### Data provided

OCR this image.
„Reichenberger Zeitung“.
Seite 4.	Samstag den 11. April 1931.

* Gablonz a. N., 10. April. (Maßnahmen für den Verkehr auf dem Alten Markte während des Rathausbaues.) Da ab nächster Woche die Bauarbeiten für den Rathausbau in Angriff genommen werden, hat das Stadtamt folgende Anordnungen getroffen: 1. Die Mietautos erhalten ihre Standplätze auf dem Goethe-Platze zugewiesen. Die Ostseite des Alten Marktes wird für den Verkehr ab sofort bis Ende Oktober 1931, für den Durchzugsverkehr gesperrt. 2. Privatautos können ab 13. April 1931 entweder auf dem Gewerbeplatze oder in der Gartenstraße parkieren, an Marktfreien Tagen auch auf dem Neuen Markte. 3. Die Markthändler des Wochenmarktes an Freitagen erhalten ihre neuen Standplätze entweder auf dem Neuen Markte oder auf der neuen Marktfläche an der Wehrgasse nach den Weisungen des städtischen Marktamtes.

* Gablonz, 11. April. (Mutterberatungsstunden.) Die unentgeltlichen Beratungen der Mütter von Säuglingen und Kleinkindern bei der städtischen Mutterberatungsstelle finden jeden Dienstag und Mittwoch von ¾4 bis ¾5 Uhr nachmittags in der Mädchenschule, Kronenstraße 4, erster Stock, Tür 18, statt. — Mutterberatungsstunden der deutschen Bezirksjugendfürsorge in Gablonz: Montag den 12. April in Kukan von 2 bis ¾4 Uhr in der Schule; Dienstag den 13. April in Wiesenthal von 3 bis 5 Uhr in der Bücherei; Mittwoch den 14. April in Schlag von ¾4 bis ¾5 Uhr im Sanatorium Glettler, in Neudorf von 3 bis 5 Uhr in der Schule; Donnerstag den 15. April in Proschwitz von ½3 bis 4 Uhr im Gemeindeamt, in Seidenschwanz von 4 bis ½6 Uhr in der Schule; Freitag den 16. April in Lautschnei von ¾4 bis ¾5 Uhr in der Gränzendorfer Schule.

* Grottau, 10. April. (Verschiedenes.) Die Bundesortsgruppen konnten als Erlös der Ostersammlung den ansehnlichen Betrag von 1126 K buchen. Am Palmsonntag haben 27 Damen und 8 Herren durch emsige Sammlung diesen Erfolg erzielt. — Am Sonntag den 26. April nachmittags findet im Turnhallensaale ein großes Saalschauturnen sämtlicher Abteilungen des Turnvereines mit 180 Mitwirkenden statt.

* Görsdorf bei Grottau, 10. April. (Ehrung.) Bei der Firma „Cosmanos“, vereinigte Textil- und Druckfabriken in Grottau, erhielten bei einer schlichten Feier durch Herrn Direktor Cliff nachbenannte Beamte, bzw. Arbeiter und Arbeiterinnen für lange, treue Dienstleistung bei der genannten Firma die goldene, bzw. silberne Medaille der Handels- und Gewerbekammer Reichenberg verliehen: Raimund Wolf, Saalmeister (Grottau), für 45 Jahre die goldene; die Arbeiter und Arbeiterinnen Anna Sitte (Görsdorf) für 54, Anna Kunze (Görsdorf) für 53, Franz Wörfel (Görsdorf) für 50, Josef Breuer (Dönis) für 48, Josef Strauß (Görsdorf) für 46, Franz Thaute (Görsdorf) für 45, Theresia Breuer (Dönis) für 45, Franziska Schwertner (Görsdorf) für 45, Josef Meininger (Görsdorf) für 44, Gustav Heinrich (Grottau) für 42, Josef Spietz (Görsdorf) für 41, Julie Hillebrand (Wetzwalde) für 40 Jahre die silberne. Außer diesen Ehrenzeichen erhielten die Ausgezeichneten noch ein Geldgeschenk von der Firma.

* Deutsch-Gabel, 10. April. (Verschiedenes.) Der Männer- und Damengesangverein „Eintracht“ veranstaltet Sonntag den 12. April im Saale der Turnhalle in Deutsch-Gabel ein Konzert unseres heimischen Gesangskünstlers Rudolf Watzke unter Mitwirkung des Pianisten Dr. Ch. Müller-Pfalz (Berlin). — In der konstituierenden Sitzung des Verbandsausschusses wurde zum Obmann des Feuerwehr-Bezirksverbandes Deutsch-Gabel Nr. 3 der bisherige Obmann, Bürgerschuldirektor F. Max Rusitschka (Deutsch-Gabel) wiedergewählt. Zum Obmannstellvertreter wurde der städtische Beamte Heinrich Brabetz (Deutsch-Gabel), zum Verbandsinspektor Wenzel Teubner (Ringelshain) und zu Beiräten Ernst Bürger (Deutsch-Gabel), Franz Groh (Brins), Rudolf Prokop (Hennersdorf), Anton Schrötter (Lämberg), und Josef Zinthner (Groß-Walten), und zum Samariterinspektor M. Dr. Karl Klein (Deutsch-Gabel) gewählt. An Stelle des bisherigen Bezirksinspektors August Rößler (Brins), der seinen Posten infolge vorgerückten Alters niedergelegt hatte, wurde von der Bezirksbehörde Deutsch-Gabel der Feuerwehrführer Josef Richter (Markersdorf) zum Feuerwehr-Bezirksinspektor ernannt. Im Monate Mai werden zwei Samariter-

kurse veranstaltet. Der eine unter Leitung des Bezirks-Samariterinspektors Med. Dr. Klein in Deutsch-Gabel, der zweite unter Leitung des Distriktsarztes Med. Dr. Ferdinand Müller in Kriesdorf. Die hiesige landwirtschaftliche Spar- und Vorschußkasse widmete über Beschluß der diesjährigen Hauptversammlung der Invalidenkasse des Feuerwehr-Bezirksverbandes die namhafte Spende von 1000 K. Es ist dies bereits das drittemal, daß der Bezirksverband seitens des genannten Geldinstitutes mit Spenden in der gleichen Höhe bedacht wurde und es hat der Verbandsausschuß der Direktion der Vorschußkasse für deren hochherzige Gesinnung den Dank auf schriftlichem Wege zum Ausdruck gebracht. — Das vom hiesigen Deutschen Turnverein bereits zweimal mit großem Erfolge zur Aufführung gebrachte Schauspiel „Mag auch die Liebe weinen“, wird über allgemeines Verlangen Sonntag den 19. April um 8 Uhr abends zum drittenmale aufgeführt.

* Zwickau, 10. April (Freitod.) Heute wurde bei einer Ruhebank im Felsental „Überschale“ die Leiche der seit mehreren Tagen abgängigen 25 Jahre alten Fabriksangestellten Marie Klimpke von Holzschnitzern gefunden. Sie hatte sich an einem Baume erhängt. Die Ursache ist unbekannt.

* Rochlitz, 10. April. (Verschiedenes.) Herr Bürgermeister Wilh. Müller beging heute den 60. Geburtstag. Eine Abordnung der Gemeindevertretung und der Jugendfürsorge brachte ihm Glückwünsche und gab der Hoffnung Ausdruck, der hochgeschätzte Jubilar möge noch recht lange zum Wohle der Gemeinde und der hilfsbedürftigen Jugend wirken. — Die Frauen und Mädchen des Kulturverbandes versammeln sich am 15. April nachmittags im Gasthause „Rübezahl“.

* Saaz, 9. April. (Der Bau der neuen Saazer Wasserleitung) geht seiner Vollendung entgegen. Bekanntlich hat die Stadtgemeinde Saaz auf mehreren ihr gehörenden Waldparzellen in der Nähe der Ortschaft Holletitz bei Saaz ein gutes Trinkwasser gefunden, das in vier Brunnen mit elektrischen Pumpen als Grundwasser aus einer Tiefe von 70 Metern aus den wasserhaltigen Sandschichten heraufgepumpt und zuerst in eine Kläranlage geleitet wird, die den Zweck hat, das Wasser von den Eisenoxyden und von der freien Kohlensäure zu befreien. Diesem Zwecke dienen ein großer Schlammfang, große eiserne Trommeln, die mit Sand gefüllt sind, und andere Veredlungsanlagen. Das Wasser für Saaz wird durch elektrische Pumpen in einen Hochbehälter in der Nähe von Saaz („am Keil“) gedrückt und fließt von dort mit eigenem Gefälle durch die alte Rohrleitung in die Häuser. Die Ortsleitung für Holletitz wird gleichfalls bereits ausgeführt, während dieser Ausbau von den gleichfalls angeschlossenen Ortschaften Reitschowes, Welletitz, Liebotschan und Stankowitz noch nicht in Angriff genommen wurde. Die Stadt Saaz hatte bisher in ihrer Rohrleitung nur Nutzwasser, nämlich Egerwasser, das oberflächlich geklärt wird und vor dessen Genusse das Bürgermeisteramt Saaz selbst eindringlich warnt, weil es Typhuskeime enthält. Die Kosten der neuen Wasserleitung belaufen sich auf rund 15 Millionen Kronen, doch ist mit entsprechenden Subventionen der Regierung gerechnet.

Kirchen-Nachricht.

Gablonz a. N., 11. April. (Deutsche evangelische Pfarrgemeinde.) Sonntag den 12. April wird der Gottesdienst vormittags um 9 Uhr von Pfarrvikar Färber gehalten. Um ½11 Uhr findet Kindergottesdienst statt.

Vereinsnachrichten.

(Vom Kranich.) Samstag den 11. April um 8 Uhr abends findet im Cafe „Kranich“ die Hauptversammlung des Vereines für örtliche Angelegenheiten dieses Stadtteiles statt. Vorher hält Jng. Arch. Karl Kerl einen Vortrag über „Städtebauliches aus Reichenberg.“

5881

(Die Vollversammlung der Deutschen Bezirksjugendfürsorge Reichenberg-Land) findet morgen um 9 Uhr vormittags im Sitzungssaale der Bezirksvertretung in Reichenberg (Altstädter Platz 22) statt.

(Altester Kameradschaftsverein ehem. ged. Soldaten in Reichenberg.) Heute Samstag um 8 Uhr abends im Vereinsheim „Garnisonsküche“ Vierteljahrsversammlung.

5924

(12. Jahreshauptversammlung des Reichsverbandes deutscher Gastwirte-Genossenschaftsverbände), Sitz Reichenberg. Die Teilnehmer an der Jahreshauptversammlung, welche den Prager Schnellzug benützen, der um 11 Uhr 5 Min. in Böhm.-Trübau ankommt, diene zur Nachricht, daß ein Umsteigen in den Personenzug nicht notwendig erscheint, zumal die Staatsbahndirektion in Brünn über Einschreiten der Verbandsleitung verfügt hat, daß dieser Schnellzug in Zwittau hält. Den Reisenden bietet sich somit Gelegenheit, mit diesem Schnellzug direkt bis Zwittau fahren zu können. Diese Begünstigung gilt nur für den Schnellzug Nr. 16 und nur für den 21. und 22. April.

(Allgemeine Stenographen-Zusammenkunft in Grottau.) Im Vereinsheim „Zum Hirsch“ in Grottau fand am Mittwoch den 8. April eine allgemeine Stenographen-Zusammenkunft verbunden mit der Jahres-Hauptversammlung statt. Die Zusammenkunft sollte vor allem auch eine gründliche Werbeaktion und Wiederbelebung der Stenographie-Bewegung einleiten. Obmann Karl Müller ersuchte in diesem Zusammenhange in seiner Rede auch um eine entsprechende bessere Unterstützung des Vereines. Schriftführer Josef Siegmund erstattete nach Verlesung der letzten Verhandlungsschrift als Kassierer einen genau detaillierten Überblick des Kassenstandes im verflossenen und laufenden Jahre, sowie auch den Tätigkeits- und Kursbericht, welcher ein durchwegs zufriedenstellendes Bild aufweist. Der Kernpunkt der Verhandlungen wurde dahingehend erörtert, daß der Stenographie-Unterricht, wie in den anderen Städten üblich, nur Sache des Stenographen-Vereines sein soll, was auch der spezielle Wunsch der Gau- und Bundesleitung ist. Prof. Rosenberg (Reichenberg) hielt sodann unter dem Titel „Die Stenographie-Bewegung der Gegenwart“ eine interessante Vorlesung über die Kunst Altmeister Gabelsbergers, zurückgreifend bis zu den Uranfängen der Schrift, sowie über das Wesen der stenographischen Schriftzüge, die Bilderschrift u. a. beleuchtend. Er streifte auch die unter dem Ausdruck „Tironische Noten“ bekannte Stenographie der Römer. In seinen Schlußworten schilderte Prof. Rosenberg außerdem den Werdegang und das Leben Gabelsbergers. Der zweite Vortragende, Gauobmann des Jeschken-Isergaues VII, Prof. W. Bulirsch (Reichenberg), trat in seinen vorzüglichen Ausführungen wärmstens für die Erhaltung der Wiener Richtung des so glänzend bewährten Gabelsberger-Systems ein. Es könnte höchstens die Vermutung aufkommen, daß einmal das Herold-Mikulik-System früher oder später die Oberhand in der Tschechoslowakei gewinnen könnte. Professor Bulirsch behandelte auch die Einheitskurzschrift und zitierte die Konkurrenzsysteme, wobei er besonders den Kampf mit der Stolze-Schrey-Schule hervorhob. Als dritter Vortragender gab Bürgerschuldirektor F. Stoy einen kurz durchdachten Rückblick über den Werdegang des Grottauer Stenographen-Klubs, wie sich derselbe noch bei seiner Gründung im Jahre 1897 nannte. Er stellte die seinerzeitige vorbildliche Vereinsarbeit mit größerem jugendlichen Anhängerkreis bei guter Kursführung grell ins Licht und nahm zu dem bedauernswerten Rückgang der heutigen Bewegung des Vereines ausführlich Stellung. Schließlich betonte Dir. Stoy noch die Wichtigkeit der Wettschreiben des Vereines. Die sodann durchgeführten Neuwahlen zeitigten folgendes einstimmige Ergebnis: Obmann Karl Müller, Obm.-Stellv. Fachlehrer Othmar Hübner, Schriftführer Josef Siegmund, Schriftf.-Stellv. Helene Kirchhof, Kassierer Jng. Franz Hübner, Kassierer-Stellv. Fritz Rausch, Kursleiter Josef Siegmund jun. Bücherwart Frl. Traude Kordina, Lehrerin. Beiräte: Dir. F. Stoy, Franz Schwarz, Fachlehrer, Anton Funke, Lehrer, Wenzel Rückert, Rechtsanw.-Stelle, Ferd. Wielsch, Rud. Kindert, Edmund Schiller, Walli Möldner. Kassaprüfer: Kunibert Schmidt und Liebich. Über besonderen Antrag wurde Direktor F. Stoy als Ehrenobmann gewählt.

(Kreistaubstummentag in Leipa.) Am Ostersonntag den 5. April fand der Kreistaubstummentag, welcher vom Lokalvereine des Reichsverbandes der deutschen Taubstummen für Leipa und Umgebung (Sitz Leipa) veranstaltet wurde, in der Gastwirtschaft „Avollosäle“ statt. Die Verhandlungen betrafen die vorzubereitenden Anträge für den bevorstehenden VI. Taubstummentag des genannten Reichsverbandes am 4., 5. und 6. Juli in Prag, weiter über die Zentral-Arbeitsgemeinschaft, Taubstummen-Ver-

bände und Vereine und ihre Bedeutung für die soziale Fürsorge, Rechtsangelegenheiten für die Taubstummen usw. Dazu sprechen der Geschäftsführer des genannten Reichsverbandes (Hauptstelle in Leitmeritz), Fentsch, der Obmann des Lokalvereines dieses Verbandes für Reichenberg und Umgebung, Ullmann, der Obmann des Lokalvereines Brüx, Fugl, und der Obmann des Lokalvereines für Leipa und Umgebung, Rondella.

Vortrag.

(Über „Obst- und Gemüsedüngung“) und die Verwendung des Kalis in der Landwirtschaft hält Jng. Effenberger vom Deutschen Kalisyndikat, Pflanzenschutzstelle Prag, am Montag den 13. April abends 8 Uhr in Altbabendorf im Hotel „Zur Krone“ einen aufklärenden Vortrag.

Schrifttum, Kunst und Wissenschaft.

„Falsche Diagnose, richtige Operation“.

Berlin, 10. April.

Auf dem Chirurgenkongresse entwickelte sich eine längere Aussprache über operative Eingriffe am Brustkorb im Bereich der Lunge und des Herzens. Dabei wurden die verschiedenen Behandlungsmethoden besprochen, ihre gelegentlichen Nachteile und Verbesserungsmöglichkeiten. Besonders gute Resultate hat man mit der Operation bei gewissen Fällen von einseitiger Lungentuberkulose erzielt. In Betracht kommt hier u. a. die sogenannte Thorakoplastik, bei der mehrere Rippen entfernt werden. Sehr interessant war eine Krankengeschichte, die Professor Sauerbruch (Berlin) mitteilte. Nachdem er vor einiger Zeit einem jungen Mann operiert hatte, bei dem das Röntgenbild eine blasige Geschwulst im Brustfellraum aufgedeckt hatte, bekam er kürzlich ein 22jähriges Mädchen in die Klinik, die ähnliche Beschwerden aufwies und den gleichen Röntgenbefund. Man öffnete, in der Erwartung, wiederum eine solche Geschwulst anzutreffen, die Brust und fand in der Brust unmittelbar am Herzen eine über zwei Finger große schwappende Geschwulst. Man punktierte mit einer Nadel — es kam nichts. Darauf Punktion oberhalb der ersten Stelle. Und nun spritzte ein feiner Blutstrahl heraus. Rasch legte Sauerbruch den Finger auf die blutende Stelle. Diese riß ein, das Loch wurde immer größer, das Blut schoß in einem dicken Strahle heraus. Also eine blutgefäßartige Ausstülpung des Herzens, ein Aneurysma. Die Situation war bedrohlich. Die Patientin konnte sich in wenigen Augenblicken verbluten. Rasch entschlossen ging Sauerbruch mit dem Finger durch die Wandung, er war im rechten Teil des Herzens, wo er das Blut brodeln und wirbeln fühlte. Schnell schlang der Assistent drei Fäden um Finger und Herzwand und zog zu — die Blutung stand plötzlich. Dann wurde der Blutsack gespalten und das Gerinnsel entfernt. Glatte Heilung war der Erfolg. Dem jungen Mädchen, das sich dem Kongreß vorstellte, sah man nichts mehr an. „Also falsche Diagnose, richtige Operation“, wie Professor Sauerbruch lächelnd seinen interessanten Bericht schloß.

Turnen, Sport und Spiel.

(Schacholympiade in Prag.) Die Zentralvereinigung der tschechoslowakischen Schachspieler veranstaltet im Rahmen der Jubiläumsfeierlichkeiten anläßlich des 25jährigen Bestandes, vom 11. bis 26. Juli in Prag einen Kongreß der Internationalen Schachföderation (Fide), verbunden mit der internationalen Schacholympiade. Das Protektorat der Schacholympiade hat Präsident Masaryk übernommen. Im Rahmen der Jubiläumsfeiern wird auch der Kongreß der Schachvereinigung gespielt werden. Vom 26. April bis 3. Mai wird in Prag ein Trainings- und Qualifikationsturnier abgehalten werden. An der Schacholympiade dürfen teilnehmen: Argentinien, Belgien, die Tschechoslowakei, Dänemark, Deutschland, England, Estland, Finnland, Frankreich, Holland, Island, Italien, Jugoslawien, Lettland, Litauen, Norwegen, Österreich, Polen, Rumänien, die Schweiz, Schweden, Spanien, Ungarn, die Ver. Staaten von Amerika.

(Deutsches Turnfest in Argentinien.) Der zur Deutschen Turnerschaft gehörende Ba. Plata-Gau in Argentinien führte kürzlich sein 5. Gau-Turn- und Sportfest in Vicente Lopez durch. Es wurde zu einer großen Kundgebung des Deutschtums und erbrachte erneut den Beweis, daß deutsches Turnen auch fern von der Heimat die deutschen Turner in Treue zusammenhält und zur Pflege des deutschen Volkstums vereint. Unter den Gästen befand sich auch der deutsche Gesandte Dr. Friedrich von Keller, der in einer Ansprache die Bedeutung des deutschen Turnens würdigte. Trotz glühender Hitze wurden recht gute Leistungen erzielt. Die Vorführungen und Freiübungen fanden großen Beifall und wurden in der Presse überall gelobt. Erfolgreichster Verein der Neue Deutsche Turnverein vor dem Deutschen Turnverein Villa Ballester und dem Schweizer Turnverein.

### Directions for this task
Your answer must be every line from the listing above that holds the string "Samstag".

### Solution
Seite 4.	Samstag den 11. April 1931.
(Vom Kranich.) Samstag den 11. April um 8 Uhr abends findet im Cafe „Kranich“ die Hauptversammlung des Vereines für örtliche Angelegenheiten dieses Stadtteiles statt. Vorher hält Jng. Arch. Karl Kerl einen Vortrag über „Städtebauliches aus Reichenberg.“
(Altester Kameradschaftsverein ehem. ged. Soldaten in Reichenberg.) Heute Samstag um 8 Uhr abends im Vereinsheim „Garnisonsküche“ Vierteljahrsversammlung.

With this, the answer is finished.